## Given task
Each entry below is to be written out exactly, and the pictures are to be left out.

[Data records]

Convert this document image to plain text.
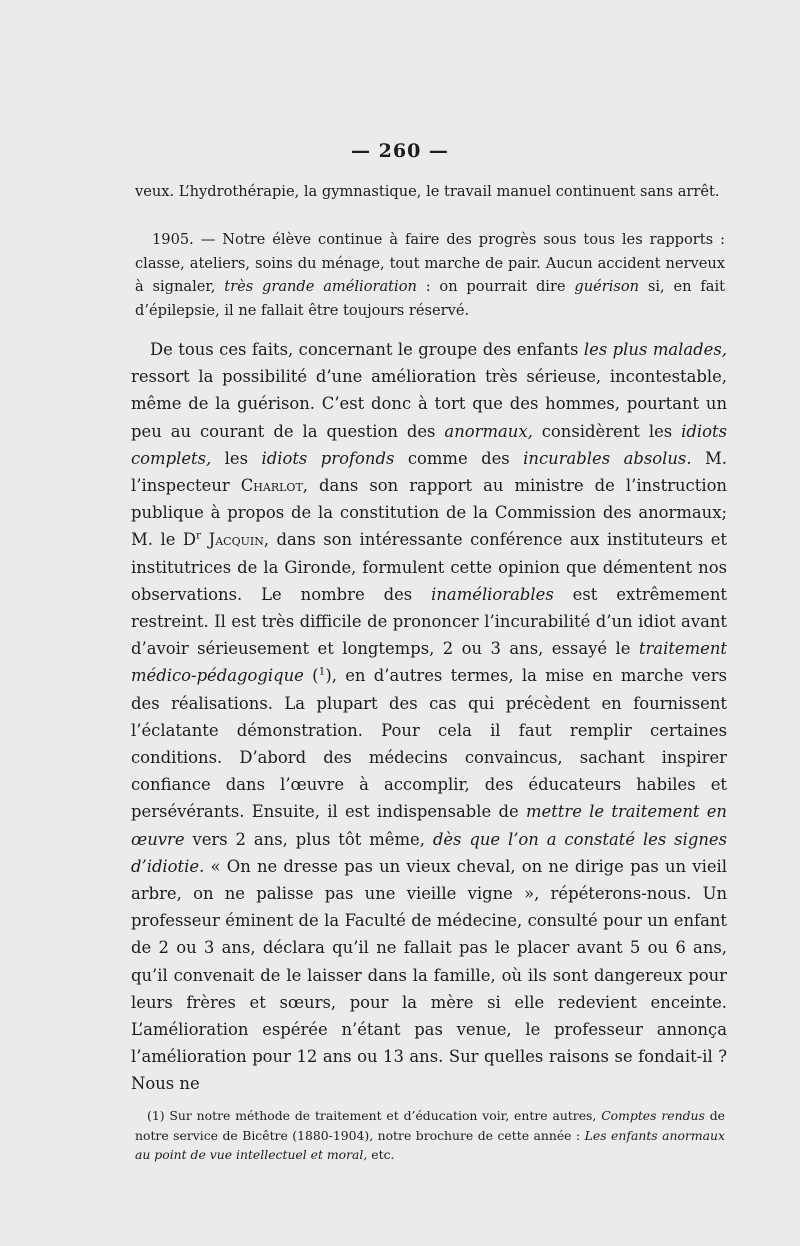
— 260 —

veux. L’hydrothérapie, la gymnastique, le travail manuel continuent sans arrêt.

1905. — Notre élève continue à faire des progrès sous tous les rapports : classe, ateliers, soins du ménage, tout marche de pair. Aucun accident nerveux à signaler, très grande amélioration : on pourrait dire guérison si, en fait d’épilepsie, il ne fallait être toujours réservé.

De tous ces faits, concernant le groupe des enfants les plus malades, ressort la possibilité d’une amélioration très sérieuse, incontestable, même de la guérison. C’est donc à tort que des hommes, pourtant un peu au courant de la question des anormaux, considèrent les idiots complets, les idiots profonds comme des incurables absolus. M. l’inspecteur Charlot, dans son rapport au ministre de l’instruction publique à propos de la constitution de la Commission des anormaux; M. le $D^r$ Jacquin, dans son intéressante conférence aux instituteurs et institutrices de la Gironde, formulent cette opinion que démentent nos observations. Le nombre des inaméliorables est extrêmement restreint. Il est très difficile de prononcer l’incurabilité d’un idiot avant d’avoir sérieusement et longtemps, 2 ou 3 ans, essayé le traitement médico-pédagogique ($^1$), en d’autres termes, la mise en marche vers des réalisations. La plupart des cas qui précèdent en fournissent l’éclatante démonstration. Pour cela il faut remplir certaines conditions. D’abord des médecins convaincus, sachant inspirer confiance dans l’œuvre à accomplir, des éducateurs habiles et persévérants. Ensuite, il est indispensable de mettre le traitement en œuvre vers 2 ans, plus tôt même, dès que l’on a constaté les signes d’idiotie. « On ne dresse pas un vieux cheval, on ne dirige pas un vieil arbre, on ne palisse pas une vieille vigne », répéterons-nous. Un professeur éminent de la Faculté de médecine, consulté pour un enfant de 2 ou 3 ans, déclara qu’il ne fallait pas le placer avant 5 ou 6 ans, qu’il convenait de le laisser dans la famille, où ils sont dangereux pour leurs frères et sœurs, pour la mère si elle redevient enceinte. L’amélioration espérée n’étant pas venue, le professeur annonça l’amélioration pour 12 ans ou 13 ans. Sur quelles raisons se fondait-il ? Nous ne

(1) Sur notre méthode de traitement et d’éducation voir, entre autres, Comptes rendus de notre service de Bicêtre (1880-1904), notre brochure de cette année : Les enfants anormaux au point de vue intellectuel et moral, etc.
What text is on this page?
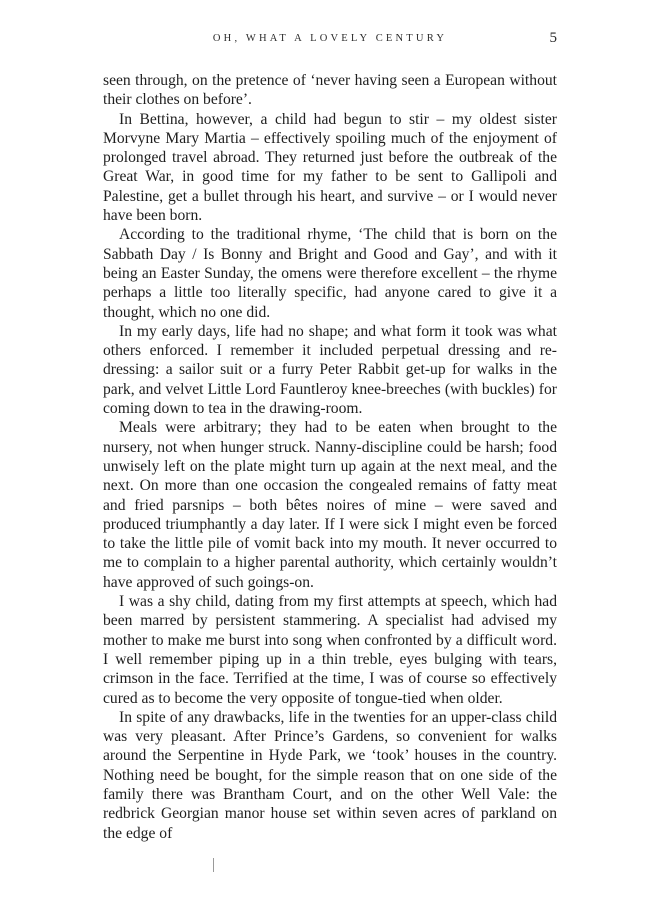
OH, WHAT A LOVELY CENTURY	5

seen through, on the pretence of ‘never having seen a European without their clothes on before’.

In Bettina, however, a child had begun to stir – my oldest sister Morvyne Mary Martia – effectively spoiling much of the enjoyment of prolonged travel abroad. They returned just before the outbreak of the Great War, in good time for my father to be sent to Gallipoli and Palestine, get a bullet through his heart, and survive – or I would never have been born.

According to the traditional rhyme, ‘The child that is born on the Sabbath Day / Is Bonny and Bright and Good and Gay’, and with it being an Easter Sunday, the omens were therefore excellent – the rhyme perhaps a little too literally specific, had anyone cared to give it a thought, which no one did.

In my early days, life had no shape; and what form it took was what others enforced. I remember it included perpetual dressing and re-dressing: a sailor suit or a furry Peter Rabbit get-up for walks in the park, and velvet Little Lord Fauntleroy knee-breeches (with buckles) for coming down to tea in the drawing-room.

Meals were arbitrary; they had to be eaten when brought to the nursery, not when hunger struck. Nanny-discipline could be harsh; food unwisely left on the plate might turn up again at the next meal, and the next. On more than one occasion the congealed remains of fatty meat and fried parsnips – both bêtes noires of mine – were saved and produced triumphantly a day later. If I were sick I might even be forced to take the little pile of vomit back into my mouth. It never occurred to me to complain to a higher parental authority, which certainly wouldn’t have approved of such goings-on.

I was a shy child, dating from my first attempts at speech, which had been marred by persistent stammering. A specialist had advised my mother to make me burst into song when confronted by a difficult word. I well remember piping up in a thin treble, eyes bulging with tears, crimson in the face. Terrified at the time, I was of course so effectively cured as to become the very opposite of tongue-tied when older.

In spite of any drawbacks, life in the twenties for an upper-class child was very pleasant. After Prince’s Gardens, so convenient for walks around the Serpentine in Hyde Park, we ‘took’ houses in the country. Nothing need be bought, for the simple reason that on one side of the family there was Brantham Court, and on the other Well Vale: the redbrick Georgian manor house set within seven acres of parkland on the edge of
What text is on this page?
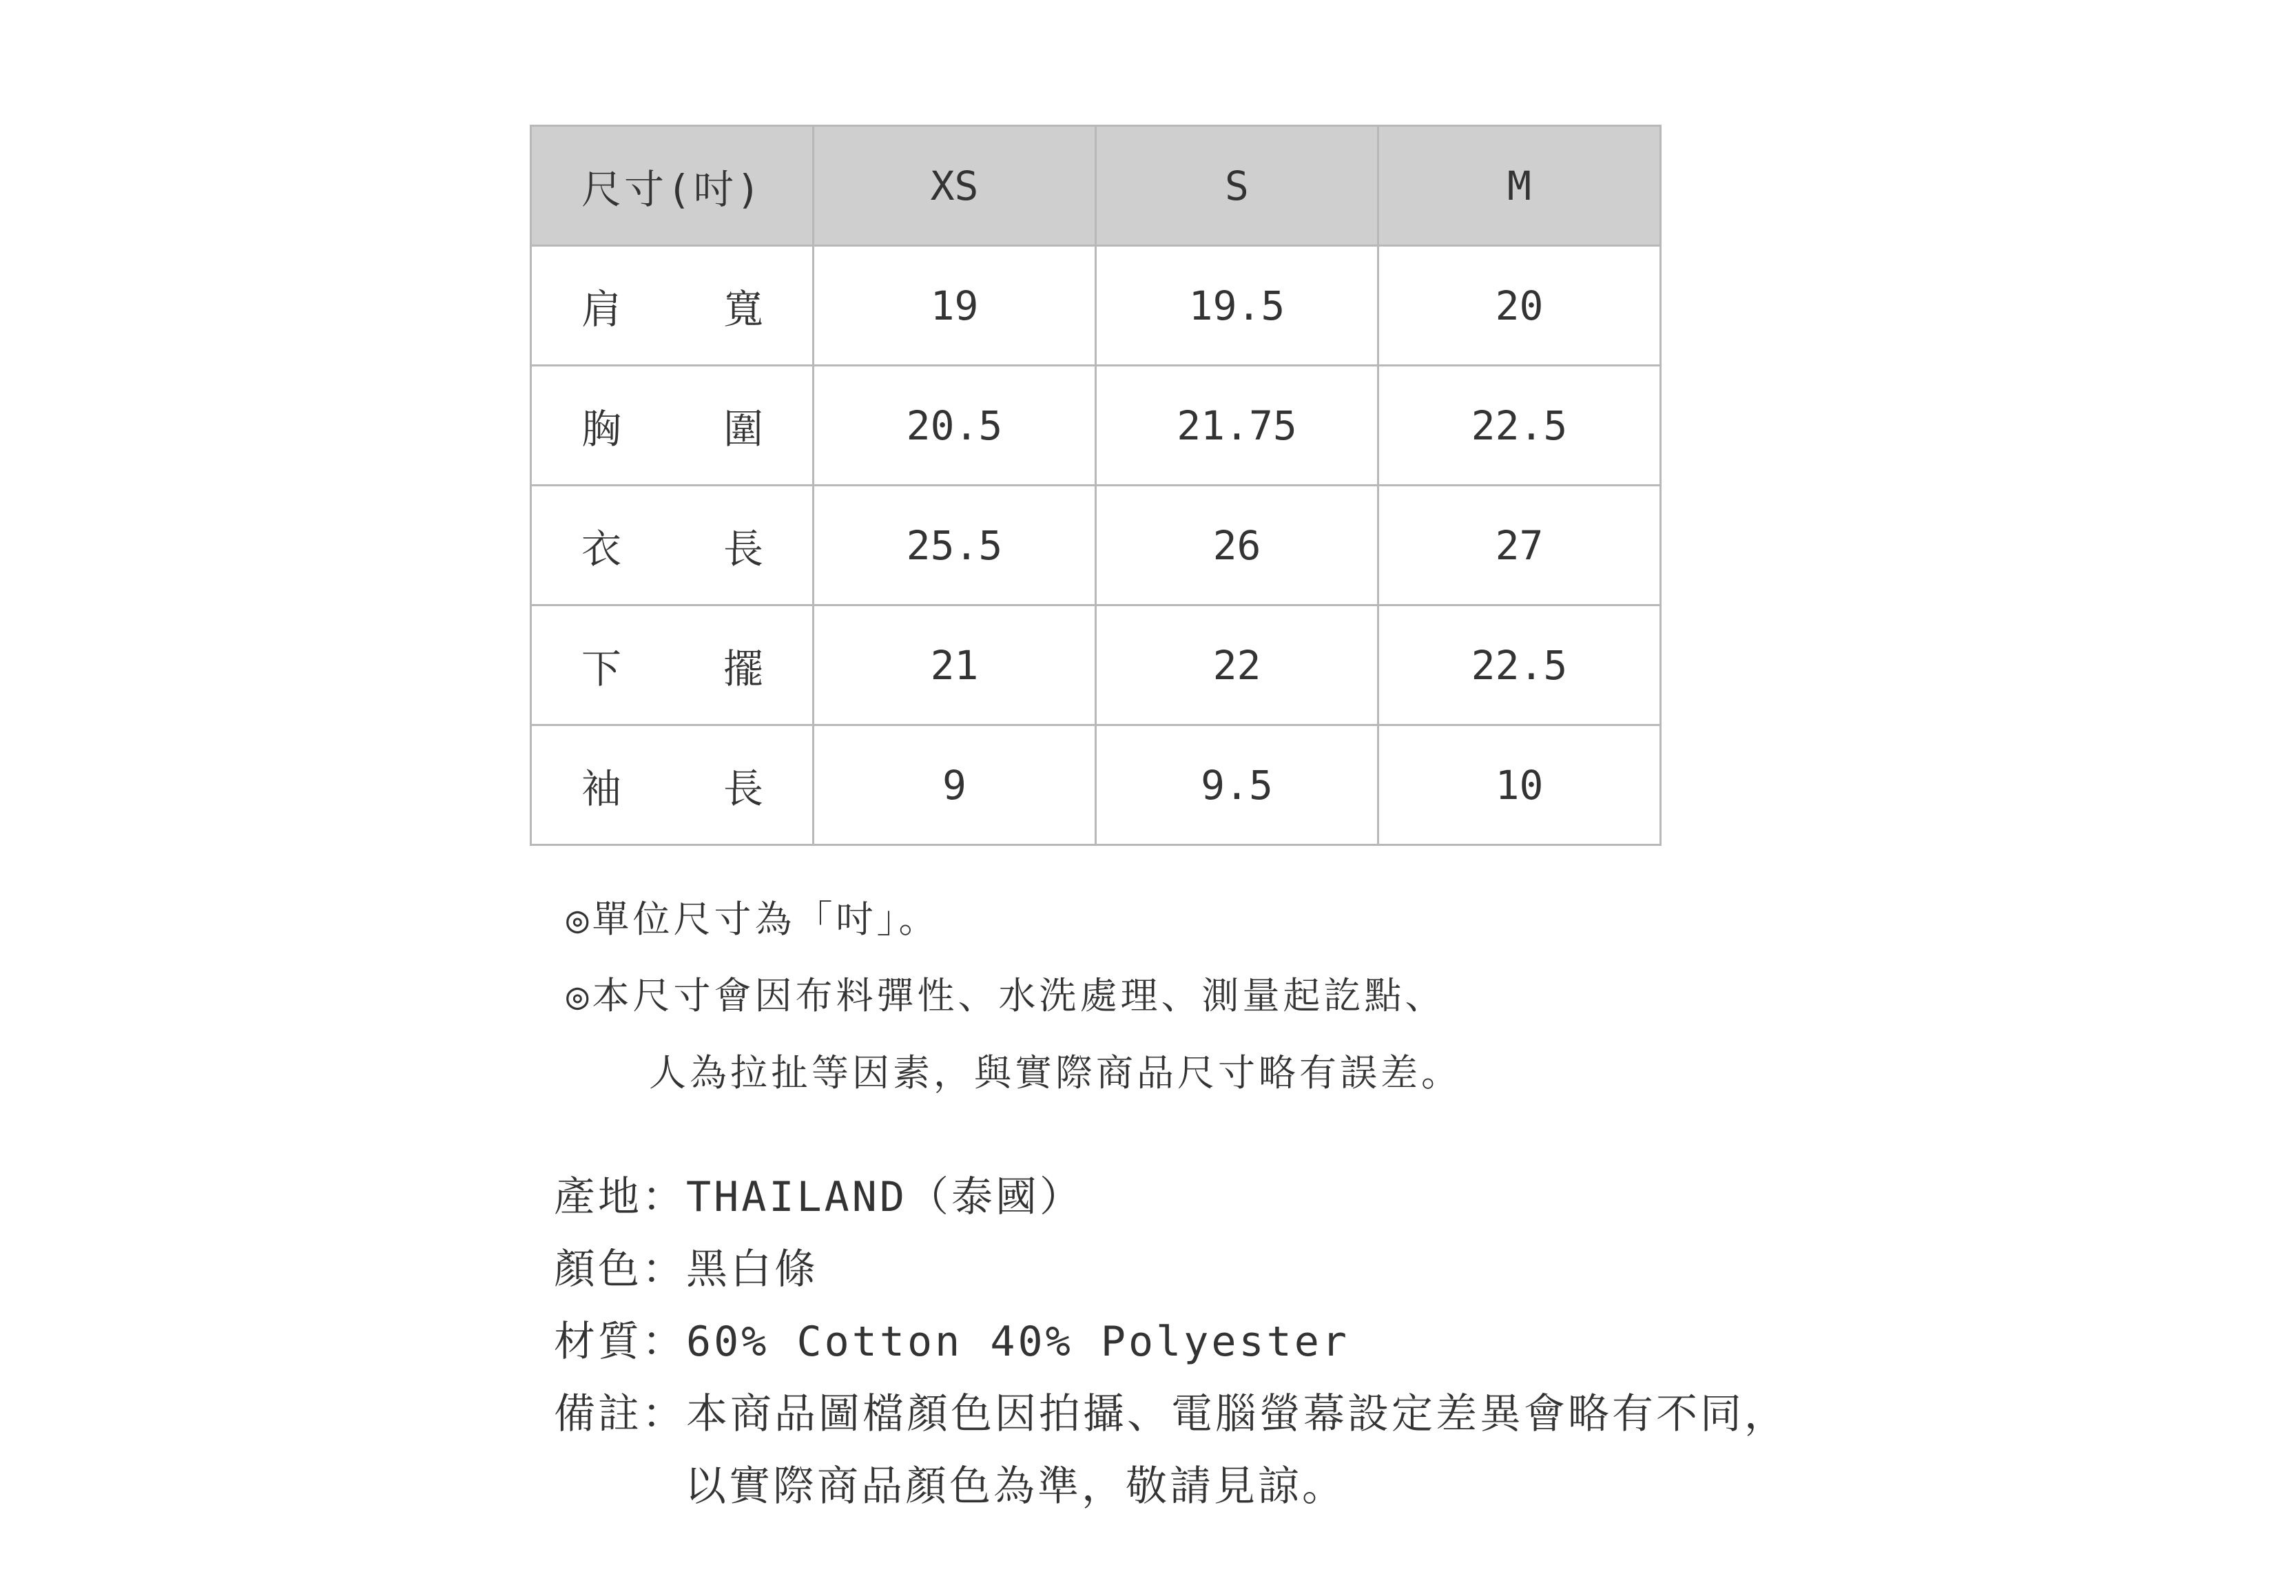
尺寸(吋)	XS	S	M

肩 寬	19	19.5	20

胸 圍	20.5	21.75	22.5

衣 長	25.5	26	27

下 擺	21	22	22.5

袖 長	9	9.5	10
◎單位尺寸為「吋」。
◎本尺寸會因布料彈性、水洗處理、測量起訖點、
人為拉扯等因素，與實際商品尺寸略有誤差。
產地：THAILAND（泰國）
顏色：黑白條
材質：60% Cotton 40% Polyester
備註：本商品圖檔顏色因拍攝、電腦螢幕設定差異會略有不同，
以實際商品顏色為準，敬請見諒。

## Solution to this problem
Convert this document image to plain text.
— 260 —

veux. L’hydrothérapie, la gymnastique, le travail manuel continuent sans arrêt.

1905. — Notre élève continue à faire des progrès sous tous les rapports : classe, ateliers, soins du ménage, tout marche de pair. Aucun accident nerveux à signaler, très grande amélioration : on pourrait dire guérison si, en fait d’épilepsie, il ne fallait être toujours réservé.

De tous ces faits, concernant le groupe des enfants les plus malades, ressort la possibilité d’une amélioration très sérieuse, incontestable, même de la guérison. C’est donc à tort que des hommes, pourtant un peu au courant de la question des anormaux, considèrent les idiots complets, les idiots profonds comme des incurables absolus. M. l’inspecteur Charlot, dans son rapport au ministre de l’instruction publique à propos de la constitution de la Commission des anormaux; M. le $D^r$ Jacquin, dans son intéressante conférence aux instituteurs et institutrices de la Gironde, formulent cette opinion que démentent nos observations. Le nombre des inaméliorables est extrêmement restreint. Il est très difficile de prononcer l’incurabilité d’un idiot avant d’avoir sérieusement et longtemps, 2 ou 3 ans, essayé le traitement médico-pédagogique ($^1$), en d’autres termes, la mise en marche vers des réalisations. La plupart des cas qui précèdent en fournissent l’éclatante démonstration. Pour cela il faut remplir certaines conditions. D’abord des médecins convaincus, sachant inspirer confiance dans l’œuvre à accomplir, des éducateurs habiles et persévérants. Ensuite, il est indispensable de mettre le traitement en œuvre vers 2 ans, plus tôt même, dès que l’on a constaté les signes d’idiotie. « On ne dresse pas un vieux cheval, on ne dirige pas un vieil arbre, on ne palisse pas une vieille vigne », répéterons-nous. Un professeur éminent de la Faculté de médecine, consulté pour un enfant de 2 ou 3 ans, déclara qu’il ne fallait pas le placer avant 5 ou 6 ans, qu’il convenait de le laisser dans la famille, où ils sont dangereux pour leurs frères et sœurs, pour la mère si elle redevient enceinte. L’amélioration espérée n’étant pas venue, le professeur annonça l’amélioration pour 12 ans ou 13 ans. Sur quelles raisons se fondait-il ? Nous ne

(1) Sur notre méthode de traitement et d’éducation voir, entre autres, Comptes rendus de notre service de Bicêtre (1880-1904), notre brochure de cette année : Les enfants anormaux au point de vue intellectuel et moral, etc.
What text is on this page?
OH, WHAT A LOVELY CENTURY	5

seen through, on the pretence of ‘never having seen a European without their clothes on before’.

In Bettina, however, a child had begun to stir – my oldest sister Morvyne Mary Martia – effectively spoiling much of the enjoyment of prolonged travel abroad. They returned just before the outbreak of the Great War, in good time for my father to be sent to Gallipoli and Palestine, get a bullet through his heart, and survive – or I would never have been born.

According to the traditional rhyme, ‘The child that is born on the Sabbath Day / Is Bonny and Bright and Good and Gay’, and with it being an Easter Sunday, the omens were therefore excellent – the rhyme perhaps a little too literally specific, had anyone cared to give it a thought, which no one did.

In my early days, life had no shape; and what form it took was what others enforced. I remember it included perpetual dressing and re-dressing: a sailor suit or a furry Peter Rabbit get-up for walks in the park, and velvet Little Lord Fauntleroy knee-breeches (with buckles) for coming down to tea in the drawing-room.

Meals were arbitrary; they had to be eaten when brought to the nursery, not when hunger struck. Nanny-discipline could be harsh; food unwisely left on the plate might turn up again at the next meal, and the next. On more than one occasion the congealed remains of fatty meat and fried parsnips – both bêtes noires of mine – were saved and produced triumphantly a day later. If I were sick I might even be forced to take the little pile of vomit back into my mouth. It never occurred to me to complain to a higher parental authority, which certainly wouldn’t have approved of such goings-on.

I was a shy child, dating from my first attempts at speech, which had been marred by persistent stammering. A specialist had advised my mother to make me burst into song when confronted by a difficult word. I well remember piping up in a thin treble, eyes bulging with tears, crimson in the face. Terrified at the time, I was of course so effectively cured as to become the very opposite of tongue-tied when older.

In spite of any drawbacks, life in the twenties for an upper-class child was very pleasant. After Prince’s Gardens, so convenient for walks around the Serpentine in Hyde Park, we ‘took’ houses in the country. Nothing need be bought, for the simple reason that on one side of the family there was Brantham Court, and on the other Well Vale: the redbrick Georgian manor house set within seven acres of parkland on the edge of
What text is on this page?
尺寸(吋)	XS	S	M

肩 寬	19	19.5	20

胸 圍	20.5	21.75	22.5

衣 長	25.5	26	27

下 擺	21	22	22.5

袖 長	9	9.5	10
◎單位尺寸為「吋」。
◎本尺寸會因布料彈性、水洗處理、測量起訖點、
人為拉扯等因素，與實際商品尺寸略有誤差。
產地：THAILAND（泰國）
顏色：黑白條
材質：60% Cotton 40% Polyester
備註：本商品圖檔顏色因拍攝、電腦螢幕設定差異會略有不同，
以實際商品顏色為準，敬請見諒。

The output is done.